──────── Extrait fourni ────────

Paru dans le n° 483 d’ÉSOPE de janvier 1984

par le Colonel Michel GARDER

Le 27 décembre 1979, profitant de la « trêve des confiseurs », le Bureau Politique présidé par le Maréchal BREJNEV faisait envahir l’Afghanistan par un corps expéditionnaire comprenant une division aéroportée et six divisions de fusiliers mécanisés, le direction de l’opération étant confiée au Général-Lieutenant des Troupes de Sécurité, PAPOUTINE.

 

Une fois de plus, surpris et humiliés, les Américains et leurs alliés en étaient réduits à exprimer leur réprobation sans même pouvoir s’entendre sur un plan cohérent de sanctions collectives à l’encontre des agresseurs soviétiques.

 

A l’embargo sur la vente des céréales décidé par le Président CARTER allaient répondre de honteuses livraisons de blé à l’U.R.S.S. en provenance du Canada, d’Argentine et même de France.

Le boycott des Jeux Olympiques de Moscou en 1980 ne devait pas être plus respecté par tous les alliés des États-unis.

 

Ceci dit, au manque de fermeté des responsables politiques occidentaux devait correspondre un extraordinaire étalage d’inepties émanant des milieux dits « autorisés » en matière de soviétologie.

 

Selon la plupart de ces augures il s’agissait d’une poussée en direction des mers chaudes – les Soviétiques ne faisant que se conformer à la volonté posthume de Pierre le Grand. Ignorant la géographie et raisonnant sur des cartes du Petit Lamasse Illustré, certains stratèges en chambre voyaient déjà les pointes blindées soviétiques déboulant à travers le territoire iranien pour venir contrôler de Détroit d’Ormuz. De toutes façons l’ensemble des spécialistes s’accordait pour prédire une guerre courte sous prétexte que l’Armée Soviétique – que d’aucuns s’obstinaient à qualifier de Rouge (1) était beaucoup plus à même de mater des partisans que ses homologues occidentales.

──────── Liste des données ────────

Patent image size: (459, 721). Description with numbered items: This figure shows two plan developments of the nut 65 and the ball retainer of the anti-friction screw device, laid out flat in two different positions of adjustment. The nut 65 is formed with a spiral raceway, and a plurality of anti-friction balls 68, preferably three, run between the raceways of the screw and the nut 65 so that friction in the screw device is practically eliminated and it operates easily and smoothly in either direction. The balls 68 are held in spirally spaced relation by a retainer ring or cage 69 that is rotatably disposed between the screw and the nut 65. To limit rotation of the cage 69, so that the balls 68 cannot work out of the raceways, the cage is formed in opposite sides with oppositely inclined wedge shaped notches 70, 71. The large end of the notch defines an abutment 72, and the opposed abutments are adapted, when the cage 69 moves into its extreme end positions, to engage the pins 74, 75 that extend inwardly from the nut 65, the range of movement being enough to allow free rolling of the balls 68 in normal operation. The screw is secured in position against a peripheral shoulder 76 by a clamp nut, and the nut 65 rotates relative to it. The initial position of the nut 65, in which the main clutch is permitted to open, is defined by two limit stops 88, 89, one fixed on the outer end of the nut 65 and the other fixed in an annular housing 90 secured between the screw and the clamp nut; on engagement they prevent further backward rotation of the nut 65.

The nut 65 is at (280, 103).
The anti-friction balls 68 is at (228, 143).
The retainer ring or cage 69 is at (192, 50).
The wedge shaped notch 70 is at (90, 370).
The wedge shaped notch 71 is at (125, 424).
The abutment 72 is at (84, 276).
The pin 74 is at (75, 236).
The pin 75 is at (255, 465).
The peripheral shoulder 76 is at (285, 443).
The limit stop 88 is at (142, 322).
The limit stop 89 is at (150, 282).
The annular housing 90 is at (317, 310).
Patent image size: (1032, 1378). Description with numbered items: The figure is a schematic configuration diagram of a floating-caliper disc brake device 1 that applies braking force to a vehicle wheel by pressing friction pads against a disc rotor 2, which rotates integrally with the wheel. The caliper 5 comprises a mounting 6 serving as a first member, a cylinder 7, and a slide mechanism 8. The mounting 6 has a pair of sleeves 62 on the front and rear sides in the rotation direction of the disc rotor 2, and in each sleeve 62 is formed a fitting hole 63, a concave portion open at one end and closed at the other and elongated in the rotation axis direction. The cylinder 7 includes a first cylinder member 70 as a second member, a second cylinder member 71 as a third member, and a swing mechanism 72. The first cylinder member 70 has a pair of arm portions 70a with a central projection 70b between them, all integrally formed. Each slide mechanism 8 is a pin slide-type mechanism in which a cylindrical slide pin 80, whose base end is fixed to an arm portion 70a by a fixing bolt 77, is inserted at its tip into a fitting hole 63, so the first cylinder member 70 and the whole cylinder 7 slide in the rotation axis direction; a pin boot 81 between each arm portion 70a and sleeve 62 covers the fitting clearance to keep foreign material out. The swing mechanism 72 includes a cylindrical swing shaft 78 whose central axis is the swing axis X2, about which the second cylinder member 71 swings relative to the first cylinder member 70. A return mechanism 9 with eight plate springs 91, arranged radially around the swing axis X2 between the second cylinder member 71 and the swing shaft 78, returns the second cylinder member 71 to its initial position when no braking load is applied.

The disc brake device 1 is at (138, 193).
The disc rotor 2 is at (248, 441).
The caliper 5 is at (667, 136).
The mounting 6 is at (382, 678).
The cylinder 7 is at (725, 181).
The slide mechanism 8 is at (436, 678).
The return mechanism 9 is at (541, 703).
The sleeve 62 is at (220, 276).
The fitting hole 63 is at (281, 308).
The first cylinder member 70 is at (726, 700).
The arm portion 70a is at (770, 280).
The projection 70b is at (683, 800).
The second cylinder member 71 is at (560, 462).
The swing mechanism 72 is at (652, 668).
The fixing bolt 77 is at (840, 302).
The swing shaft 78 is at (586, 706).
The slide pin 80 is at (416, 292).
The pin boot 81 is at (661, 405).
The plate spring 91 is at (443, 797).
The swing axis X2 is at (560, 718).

────────

= Défis =
a - Pouvez-vous résumer en deux phrases l'article sur l'invasion de l'Afghanistan ?
b - Pouvez-vous recopier tel quel, dans l'article sur l'invasion de l'Afghanistan, tout le passage allant de « Le 27 décembre » jusqu'à « même de France. » ?

= Corrigés des exercices =
a - Le 27 décembre 1979, le Bureau Politique présidé par Brejnev fit envahir l'Afghanistan par un corps expéditionnaire, et les Américains et leurs alliés en furent réduits à exprimer leur réprobation sans s'entendre sur des sanctions : ni l'embargo céréalier ni le boycott des Jeux de Moscou ne furent respectés par tous. Les milieux « autorisés » en soviétologie étalèrent en même temps leurs inepties, y voyant une poussée vers les mers chaudes et prédisant une guerre courte.

b -
Le 27 décembre 1979, profitant de la « trêve des confiseurs », le Bureau Politique présidé par le Maréchal BREJNEV faisait envahir l’Afghanistan par un corps expéditionnaire comprenant une division aéroportée et six divisions de fusiliers mécanisés, le direction de l’opération étant confiée au Général-Lieutenant des Troupes de Sécurité, PAPOUTINE.

 

Une fois de plus, surpris et humiliés, les Américains et leurs alliés en étaient réduits à exprimer leur réprobation sans même pouvoir s’entendre sur un plan cohérent de sanctions collectives à l’encontre des agresseurs soviétiques.

 

A l’embargo sur la vente des céréales décidé par le Président CARTER allaient répondre de honteuses livraisons de blé à l’U.R.S.S. en provenance du Canada, d’Argentine et même de France.